WORK TO COMPLETE: Which lines have the string "diamond"? Copy all of them from the entries below.

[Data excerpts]

|---|

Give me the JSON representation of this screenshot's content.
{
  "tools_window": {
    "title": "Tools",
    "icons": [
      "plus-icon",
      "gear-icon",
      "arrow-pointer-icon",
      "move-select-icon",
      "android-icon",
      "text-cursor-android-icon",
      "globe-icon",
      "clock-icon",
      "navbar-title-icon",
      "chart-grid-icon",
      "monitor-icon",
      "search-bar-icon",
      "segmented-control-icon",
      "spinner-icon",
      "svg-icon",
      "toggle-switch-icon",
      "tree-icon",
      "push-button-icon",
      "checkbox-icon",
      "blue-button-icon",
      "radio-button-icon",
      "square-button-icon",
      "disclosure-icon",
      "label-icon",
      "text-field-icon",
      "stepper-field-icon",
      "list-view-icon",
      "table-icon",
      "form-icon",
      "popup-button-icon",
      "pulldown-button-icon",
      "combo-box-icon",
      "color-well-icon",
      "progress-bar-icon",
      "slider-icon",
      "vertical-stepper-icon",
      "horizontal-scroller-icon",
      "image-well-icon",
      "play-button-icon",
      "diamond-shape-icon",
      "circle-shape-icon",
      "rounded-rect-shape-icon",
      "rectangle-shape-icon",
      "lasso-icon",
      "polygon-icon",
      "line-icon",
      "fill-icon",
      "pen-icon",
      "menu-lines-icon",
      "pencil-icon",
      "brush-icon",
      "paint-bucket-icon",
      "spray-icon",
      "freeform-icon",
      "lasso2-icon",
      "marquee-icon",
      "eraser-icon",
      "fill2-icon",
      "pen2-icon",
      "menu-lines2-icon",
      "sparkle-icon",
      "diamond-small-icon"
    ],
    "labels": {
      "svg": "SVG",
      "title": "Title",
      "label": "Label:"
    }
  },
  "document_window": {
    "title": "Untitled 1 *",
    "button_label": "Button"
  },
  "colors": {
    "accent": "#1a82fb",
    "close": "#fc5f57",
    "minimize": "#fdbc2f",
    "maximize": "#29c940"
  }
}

|---|

EXERCISE RESULT:
      "diamond-shape-icon",
      "diamond-small-icon"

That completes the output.